=== LISTED RECORDS ===

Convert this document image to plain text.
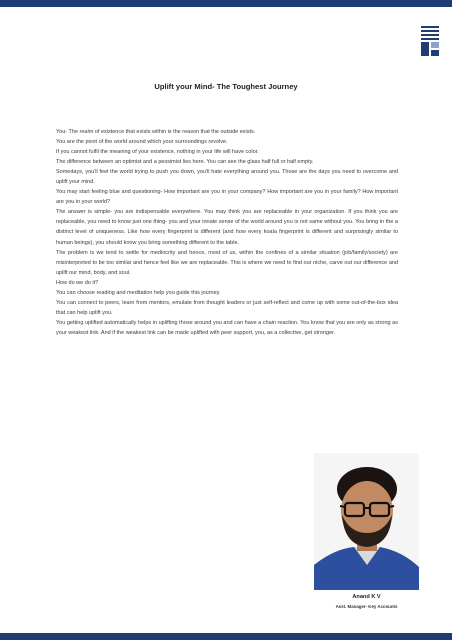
Uplift your Mind- The Toughest Journey

You- The realm of existence that exists within is the reason that the outside exists.

You are the pivot of the world around which your surroundings revolve.

If you cannot fulfil the meaning of your existence, nothing in your life will have color.

The difference between an optimist and a pessimist lies here. You can see the glass half full or half empty.

Somedays, you'll feel the world trying to push you down, you'll hate everything around you. Those are the days you need to overcome and uplift your mind.

You may start feeling blue and questioning- How important are you in your company? How important are you in your family? How important are you in your world?

The answer is simple- you are indispensable everywhere. You may think you are replaceable in your organization. If you think you are replaceable, you need to know just one thing- you and your innate sense of the world around you is not same without you. You bring in the a distinct level of uniqueness. Like how every fingerprint is different (and how every koala fingerprint is different and surprisingly similar to human beings), you should know you bring something different to the table.

The problem is we tend to settle for mediocrity and hence, most of us, within the confines of a similar situation (job/family/society) are misinterpreted to be too similar and hence feel like we are replaceable. This is where we need to find our niche, carve out our difference and uplift our mind, body, and soul.

How do we do it?

You can choose reading and meditation help you guide this journey.

You can connect to peers, learn from mentors, emulate from thought leaders or just self-reflect and come up with some out-of-the-box idea that can help uplift you.

You getting uplifted automatically helps in uplifting those around you and can have a chain reaction. You know that you are only as strong as your weakest link. And if the weakest link can be made uplifted with peer support, you, as a collective, get stronger.

Anand K V
Asst. Manager- Key Accounts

===

■ **PROBLEM STATEMENT**
From the records above, pull out each line that has "family".

■ **WRITTEN ANSWER**
You may start feeling blue and questioning- How important are you in your company? How important are you in your family? How important are you in your world?
The problem is we tend to settle for mediocrity and hence, most of us, within the confines of a similar situation (job/family/society) are misinterpreted to be too similar and hence feel like we are replaceable. This is where we need to find our niche, carve out our difference and uplift our mind, body, and soul.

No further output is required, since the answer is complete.